Your objective.
Write each line exactly, from the line that holds "Convert this document image to plain text." through the final line of the material, and no other line.

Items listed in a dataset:

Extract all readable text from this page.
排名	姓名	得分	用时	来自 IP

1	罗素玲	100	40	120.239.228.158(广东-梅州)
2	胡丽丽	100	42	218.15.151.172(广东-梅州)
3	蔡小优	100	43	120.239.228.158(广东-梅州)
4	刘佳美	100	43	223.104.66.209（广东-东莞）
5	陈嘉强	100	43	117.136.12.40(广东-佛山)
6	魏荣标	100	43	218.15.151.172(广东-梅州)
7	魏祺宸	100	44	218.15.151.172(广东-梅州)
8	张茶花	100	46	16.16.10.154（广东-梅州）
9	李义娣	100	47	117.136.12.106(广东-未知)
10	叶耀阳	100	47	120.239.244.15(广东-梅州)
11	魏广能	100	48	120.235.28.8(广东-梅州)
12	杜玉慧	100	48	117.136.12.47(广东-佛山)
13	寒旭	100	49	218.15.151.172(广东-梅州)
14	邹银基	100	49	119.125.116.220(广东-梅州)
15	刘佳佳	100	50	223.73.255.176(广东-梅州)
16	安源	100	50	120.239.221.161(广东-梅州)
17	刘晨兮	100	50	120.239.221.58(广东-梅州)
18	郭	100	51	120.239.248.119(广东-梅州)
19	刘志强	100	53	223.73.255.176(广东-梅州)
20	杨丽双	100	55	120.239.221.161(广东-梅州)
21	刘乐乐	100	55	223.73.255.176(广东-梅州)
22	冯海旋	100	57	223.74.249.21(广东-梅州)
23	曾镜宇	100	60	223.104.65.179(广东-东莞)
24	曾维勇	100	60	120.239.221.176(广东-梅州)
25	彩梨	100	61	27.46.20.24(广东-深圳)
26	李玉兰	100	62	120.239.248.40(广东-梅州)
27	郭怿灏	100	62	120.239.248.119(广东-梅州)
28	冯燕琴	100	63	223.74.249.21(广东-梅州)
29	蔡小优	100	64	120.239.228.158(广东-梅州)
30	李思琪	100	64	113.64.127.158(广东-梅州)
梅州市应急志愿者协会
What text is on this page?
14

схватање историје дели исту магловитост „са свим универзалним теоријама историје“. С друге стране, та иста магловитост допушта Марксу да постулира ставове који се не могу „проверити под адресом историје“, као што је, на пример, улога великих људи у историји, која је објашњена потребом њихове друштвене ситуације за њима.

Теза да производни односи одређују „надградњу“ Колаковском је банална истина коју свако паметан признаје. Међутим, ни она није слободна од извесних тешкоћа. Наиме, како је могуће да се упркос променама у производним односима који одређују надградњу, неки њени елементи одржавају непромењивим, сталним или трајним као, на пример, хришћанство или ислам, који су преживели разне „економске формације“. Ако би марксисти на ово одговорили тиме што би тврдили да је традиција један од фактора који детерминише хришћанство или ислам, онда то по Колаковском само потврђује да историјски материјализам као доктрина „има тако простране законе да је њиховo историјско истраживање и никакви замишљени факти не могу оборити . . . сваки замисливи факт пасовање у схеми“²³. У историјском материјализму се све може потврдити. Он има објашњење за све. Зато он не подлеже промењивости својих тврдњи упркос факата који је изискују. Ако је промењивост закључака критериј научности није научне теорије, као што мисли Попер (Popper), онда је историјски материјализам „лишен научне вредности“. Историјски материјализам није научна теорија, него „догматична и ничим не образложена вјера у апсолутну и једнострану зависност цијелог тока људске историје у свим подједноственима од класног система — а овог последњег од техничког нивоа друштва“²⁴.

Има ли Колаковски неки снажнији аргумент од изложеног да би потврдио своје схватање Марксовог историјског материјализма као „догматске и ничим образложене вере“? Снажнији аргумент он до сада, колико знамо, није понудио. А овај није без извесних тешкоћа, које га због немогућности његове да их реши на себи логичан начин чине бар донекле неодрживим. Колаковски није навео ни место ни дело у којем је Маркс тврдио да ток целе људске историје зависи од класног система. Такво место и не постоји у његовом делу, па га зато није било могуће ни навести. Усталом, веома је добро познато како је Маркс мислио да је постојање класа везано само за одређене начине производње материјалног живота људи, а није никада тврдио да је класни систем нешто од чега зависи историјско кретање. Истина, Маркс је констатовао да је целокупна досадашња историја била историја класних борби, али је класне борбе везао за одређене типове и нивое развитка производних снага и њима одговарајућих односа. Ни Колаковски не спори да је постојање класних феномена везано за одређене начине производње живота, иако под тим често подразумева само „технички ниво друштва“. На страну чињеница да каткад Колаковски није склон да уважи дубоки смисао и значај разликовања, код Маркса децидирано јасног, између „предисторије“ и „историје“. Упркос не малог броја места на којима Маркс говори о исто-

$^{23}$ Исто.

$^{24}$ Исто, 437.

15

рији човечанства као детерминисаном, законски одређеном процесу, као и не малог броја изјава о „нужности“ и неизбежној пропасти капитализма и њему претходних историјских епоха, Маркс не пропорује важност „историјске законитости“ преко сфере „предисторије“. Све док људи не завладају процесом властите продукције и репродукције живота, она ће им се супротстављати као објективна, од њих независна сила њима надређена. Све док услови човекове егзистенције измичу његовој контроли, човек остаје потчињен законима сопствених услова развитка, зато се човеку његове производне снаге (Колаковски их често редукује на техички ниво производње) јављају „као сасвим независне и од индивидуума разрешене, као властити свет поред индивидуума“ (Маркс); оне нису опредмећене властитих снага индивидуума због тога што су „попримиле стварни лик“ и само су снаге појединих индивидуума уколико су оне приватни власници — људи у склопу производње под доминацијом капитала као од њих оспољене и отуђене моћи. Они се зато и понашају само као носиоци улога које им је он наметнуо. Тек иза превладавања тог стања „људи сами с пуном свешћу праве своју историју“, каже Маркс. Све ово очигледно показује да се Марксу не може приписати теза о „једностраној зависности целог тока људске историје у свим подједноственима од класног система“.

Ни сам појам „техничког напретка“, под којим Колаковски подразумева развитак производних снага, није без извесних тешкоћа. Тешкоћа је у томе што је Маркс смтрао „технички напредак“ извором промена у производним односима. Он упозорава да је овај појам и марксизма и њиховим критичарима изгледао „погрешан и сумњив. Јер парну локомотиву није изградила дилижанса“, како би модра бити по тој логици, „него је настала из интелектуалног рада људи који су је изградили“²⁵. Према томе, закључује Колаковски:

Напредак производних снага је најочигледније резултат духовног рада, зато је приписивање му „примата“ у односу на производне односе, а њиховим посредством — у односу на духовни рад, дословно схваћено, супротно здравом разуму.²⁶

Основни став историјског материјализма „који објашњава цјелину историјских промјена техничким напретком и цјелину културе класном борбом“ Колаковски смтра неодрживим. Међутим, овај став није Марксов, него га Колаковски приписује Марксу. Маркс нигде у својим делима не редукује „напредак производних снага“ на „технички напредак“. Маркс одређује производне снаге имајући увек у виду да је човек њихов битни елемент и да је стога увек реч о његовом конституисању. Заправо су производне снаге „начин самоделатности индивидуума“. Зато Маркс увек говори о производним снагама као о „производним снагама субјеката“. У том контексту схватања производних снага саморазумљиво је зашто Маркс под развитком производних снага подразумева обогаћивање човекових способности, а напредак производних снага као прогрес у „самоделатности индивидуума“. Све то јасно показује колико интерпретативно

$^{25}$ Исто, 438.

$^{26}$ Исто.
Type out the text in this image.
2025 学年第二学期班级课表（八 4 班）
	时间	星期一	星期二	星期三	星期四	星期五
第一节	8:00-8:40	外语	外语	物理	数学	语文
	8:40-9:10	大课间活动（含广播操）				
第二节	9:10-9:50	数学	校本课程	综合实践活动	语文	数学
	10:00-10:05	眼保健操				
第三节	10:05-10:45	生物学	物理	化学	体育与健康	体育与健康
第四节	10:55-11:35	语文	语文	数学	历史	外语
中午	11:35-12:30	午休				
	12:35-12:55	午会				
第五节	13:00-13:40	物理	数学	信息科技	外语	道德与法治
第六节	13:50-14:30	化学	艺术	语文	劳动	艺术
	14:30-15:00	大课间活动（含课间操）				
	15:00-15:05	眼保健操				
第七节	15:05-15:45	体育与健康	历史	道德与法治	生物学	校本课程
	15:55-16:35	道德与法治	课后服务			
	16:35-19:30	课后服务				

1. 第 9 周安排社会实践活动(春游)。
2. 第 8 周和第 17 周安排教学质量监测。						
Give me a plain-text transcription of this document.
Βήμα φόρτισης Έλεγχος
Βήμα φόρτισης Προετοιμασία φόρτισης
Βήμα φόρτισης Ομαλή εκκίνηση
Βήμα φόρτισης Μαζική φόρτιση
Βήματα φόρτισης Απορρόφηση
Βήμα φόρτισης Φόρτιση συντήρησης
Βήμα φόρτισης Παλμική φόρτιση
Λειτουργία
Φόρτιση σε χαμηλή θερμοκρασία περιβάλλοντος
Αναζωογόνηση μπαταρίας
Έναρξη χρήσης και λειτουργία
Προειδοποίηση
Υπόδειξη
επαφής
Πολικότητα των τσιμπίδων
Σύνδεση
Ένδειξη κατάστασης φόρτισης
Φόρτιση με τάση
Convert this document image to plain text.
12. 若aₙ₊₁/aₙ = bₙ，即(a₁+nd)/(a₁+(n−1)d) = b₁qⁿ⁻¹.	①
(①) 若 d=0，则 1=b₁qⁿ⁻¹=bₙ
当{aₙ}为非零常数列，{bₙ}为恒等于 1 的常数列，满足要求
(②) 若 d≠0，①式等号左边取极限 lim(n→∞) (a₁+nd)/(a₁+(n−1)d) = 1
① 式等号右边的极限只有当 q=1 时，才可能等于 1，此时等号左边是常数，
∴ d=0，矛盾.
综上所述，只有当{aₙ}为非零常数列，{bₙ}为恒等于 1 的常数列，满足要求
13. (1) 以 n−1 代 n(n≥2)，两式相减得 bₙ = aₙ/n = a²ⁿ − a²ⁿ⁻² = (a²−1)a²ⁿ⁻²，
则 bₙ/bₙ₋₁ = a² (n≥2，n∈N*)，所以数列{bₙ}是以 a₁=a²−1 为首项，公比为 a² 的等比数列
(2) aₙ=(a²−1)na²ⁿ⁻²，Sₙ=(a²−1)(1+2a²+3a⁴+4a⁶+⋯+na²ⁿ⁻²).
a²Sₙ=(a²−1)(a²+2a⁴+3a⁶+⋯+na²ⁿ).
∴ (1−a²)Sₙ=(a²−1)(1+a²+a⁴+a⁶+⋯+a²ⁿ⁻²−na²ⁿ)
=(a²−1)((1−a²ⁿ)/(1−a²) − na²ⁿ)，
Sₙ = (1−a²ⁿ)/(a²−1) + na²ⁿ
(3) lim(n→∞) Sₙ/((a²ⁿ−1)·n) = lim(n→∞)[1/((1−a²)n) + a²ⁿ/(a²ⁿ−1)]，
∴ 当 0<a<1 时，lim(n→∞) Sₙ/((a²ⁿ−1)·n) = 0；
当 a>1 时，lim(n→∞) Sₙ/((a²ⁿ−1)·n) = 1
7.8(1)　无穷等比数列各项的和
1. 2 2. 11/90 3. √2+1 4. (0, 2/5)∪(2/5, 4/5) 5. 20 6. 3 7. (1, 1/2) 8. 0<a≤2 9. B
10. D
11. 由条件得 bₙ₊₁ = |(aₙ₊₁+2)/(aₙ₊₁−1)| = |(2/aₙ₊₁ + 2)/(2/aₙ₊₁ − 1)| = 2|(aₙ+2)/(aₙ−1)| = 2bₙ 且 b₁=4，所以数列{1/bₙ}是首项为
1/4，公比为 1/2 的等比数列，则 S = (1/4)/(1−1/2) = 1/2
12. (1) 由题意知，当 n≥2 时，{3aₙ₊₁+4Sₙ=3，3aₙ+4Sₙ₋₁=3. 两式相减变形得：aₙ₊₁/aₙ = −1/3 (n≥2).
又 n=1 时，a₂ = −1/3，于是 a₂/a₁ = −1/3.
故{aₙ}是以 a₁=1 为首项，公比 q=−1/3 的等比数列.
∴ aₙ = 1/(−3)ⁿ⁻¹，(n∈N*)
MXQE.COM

Expected answer.
Convert this document image to plain text.
12. 若aₙ₊₁/aₙ = bₙ，即(a₁+nd)/(a₁+(n−1)d) = b₁qⁿ⁻¹.	①
(①) 若 d=0，则 1=b₁qⁿ⁻¹=bₙ
当{aₙ}为非零常数列，{bₙ}为恒等于 1 的常数列，满足要求
(②) 若 d≠0，①式等号左边取极限 lim(n→∞) (a₁+nd)/(a₁+(n−1)d) = 1
① 式等号右边的极限只有当 q=1 时，才可能等于 1，此时等号左边是常数，
∴ d=0，矛盾.
综上所述，只有当{aₙ}为非零常数列，{bₙ}为恒等于 1 的常数列，满足要求
13. (1) 以 n−1 代 n(n≥2)，两式相减得 bₙ = aₙ/n = a²ⁿ − a²ⁿ⁻² = (a²−1)a²ⁿ⁻²，
则 bₙ/bₙ₋₁ = a² (n≥2，n∈N*)，所以数列{bₙ}是以 a₁=a²−1 为首项，公比为 a² 的等比数列
(2) aₙ=(a²−1)na²ⁿ⁻²，Sₙ=(a²−1)(1+2a²+3a⁴+4a⁶+⋯+na²ⁿ⁻²).
a²Sₙ=(a²−1)(a²+2a⁴+3a⁶+⋯+na²ⁿ).
∴ (1−a²)Sₙ=(a²−1)(1+a²+a⁴+a⁶+⋯+a²ⁿ⁻²−na²ⁿ)
=(a²−1)((1−a²ⁿ)/(1−a²) − na²ⁿ)，
Sₙ = (1−a²ⁿ)/(a²−1) + na²ⁿ
(3) lim(n→∞) Sₙ/((a²ⁿ−1)·n) = lim(n→∞)[1/((1−a²)n) + a²ⁿ/(a²ⁿ−1)]，
∴ 当 0<a<1 时，lim(n→∞) Sₙ/((a²ⁿ−1)·n) = 0；
当 a>1 时，lim(n→∞) Sₙ/((a²ⁿ−1)·n) = 1
7.8(1)　无穷等比数列各项的和
1. 2 2. 11/90 3. √2+1 4. (0, 2/5)∪(2/5, 4/5) 5. 20 6. 3 7. (1, 1/2) 8. 0<a≤2 9. B
10. D
11. 由条件得 bₙ₊₁ = |(aₙ₊₁+2)/(aₙ₊₁−1)| = |(2/aₙ₊₁ + 2)/(2/aₙ₊₁ − 1)| = 2|(aₙ+2)/(aₙ−1)| = 2bₙ 且 b₁=4，所以数列{1/bₙ}是首项为
1/4，公比为 1/2 的等比数列，则 S = (1/4)/(1−1/2) = 1/2
12. (1) 由题意知，当 n≥2 时，{3aₙ₊₁+4Sₙ=3，3aₙ+4Sₙ₋₁=3. 两式相减变形得：aₙ₊₁/aₙ = −1/3 (n≥2).
又 n=1 时，a₂ = −1/3，于是 a₂/a₁ = −1/3.
故{aₙ}是以 a₁=1 为首项，公比 q=−1/3 的等比数列.
∴ aₙ = 1/(−3)ⁿ⁻¹，(n∈N*)
MXQE.COM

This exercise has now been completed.